■ What is required ■
Return the material below in full and exactly.

[Extracted records]
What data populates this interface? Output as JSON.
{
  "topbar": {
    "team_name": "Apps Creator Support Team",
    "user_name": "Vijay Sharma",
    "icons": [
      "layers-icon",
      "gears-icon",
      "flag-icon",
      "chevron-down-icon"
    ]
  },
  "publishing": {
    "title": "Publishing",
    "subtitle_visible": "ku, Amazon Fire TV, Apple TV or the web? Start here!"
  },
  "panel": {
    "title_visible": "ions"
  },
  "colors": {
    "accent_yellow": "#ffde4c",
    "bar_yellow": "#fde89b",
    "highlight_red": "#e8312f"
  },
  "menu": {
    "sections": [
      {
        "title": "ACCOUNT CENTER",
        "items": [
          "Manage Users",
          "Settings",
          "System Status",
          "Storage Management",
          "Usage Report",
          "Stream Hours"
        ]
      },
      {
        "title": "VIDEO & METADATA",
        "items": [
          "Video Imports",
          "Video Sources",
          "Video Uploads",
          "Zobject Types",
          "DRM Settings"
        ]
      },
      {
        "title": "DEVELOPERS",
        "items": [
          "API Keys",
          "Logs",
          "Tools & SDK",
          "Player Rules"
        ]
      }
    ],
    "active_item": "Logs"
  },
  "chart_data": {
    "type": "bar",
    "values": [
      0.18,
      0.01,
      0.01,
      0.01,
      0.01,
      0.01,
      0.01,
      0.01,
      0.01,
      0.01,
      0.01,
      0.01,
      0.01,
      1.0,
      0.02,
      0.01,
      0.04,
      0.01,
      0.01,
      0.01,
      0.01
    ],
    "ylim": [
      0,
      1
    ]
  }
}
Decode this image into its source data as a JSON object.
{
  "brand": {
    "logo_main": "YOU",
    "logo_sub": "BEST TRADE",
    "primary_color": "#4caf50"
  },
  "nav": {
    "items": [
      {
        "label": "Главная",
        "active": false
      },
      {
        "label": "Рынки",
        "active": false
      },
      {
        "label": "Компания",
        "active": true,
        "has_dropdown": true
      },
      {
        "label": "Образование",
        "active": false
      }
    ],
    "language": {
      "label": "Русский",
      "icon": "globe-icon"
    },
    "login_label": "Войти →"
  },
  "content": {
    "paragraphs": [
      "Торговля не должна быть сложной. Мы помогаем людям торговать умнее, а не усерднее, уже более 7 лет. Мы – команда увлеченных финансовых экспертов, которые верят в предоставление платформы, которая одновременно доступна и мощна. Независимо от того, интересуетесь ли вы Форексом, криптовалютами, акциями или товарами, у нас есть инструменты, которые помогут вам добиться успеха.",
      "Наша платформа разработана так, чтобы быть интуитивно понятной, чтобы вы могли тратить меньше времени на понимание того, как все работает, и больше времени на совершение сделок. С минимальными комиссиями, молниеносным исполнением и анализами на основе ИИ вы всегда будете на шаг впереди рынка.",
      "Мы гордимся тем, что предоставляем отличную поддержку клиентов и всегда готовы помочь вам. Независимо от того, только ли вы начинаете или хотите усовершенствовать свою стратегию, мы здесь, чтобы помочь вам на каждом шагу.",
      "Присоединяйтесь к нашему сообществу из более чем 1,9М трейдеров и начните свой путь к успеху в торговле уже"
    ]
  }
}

■ Exercise solution ■
What data populates this interface? Output as JSON.
{
  "topbar": {
    "team_name": "Apps Creator Support Team",
    "user_name": "Vijay Sharma",
    "icons": [
      "layers-icon",
      "gears-icon",
      "flag-icon",
      "chevron-down-icon"
    ]
  },
  "publishing": {
    "title": "Publishing",
    "subtitle_visible": "ku, Amazon Fire TV, Apple TV or the web? Start here!"
  },
  "panel": {
    "title_visible": "ions"
  },
  "colors": {
    "accent_yellow": "#ffde4c",
    "bar_yellow": "#fde89b",
    "highlight_red": "#e8312f"
  },
  "menu": {
    "sections": [
      {
        "title": "ACCOUNT CENTER",
        "items": [
          "Manage Users",
          "Settings",
          "System Status",
          "Storage Management",
          "Usage Report",
          "Stream Hours"
        ]
      },
      {
        "title": "VIDEO & METADATA",
        "items": [
          "Video Imports",
          "Video Sources",
          "Video Uploads",
          "Zobject Types",
          "DRM Settings"
        ]
      },
      {
        "title": "DEVELOPERS",
        "items": [
          "API Keys",
          "Logs",
          "Tools & SDK",
          "Player Rules"
        ]
      }
    ],
    "active_item": "Logs"
  },
  "chart_data": {
    "type": "bar",
    "values": [
      0.18,
      0.01,
      0.01,
      0.01,
      0.01,
      0.01,
      0.01,
      0.01,
      0.01,
      0.01,
      0.01,
      0.01,
      0.01,
      1.0,
      0.02,
      0.01,
      0.04,
      0.01,
      0.01,
      0.01,
      0.01
    ],
    "ylim": [
      0,
      1
    ]
  }
}
Decode this image into its source data as a JSON object.
{
  "brand": {
    "logo_main": "YOU",
    "logo_sub": "BEST TRADE",
    "primary_color": "#4caf50"
  },
  "nav": {
    "items": [
      {
        "label": "Главная",
        "active": false
      },
      {
        "label": "Рынки",
        "active": false
      },
      {
        "label": "Компания",
        "active": true,
        "has_dropdown": true
      },
      {
        "label": "Образование",
        "active": false
      }
    ],
    "language": {
      "label": "Русский",
      "icon": "globe-icon"
    },
    "login_label": "Войти →"
  },
  "content": {
    "paragraphs": [
      "Торговля не должна быть сложной. Мы помогаем людям торговать умнее, а не усерднее, уже более 7 лет. Мы – команда увлеченных финансовых экспертов, которые верят в предоставление платформы, которая одновременно доступна и мощна. Независимо от того, интересуетесь ли вы Форексом, криптовалютами, акциями или товарами, у нас есть инструменты, которые помогут вам добиться успеха.",
      "Наша платформа разработана так, чтобы быть интуитивно понятной, чтобы вы могли тратить меньше времени на понимание того, как все работает, и больше времени на совершение сделок. С минимальными комиссиями, молниеносным исполнением и анализами на основе ИИ вы всегда будете на шаг впереди рынка.",
      "Мы гордимся тем, что предоставляем отличную поддержку клиентов и всегда готовы помочь вам. Независимо от того, только ли вы начинаете или хотите усовершенствовать свою стратегию, мы здесь, чтобы помочь вам на каждом шагу.",
      "Присоединяйтесь к нашему сообществу из более чем 1,9М трейдеров и начните свой путь к успеху в торговле уже"
    ]
  }
}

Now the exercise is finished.